>> begin Given entries

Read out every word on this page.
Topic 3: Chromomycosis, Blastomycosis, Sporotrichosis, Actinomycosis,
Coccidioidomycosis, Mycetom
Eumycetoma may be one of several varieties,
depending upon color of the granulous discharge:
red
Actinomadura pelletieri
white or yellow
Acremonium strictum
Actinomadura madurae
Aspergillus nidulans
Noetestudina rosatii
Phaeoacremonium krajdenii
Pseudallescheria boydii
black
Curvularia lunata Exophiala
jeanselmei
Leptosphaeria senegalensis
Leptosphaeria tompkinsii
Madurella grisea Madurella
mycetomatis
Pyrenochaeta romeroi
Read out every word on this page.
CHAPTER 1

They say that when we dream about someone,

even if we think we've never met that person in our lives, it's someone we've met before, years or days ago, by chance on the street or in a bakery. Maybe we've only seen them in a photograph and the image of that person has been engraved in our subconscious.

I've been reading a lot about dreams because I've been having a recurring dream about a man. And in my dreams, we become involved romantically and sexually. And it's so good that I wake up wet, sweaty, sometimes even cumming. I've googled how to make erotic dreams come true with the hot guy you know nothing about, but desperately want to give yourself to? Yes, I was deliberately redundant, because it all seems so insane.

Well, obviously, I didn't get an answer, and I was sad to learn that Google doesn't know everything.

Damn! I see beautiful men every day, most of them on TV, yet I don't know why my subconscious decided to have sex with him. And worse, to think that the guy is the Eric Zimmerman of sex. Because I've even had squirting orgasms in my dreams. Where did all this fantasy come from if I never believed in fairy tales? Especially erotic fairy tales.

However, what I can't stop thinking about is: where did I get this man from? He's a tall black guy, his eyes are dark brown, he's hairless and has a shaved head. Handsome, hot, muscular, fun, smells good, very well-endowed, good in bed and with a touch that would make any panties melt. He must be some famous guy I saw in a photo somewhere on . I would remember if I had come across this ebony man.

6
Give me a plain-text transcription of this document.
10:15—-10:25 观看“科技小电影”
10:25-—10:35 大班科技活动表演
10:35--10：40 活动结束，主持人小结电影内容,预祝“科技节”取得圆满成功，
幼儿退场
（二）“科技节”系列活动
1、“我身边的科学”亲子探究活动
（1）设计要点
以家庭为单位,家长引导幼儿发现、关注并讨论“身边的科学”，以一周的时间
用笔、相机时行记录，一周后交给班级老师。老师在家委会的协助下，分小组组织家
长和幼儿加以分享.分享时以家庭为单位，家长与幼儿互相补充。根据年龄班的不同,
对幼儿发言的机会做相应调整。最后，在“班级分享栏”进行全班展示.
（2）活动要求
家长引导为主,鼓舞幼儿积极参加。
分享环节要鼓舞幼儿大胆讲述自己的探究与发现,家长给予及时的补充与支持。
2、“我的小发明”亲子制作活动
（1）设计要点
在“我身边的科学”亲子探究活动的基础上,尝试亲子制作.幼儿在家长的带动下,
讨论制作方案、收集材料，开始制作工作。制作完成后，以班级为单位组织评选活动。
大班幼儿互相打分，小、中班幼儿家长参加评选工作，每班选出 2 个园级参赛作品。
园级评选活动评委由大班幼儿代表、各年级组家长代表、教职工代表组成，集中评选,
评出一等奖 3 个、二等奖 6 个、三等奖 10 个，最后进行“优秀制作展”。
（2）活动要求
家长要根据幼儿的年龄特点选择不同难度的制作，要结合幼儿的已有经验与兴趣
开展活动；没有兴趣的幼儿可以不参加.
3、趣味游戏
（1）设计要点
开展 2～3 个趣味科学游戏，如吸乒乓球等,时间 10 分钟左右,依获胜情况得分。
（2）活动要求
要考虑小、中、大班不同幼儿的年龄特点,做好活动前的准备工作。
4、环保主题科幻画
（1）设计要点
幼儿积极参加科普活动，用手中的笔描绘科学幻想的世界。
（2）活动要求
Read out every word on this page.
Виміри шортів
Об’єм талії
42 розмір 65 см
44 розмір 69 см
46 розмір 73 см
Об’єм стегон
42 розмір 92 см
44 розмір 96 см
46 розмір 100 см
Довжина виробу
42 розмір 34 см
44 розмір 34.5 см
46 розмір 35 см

>> end Given entries

● **Problem to work on**: Tally the lines containing "them". Provide the number without any other words.

● **Right answer**: 2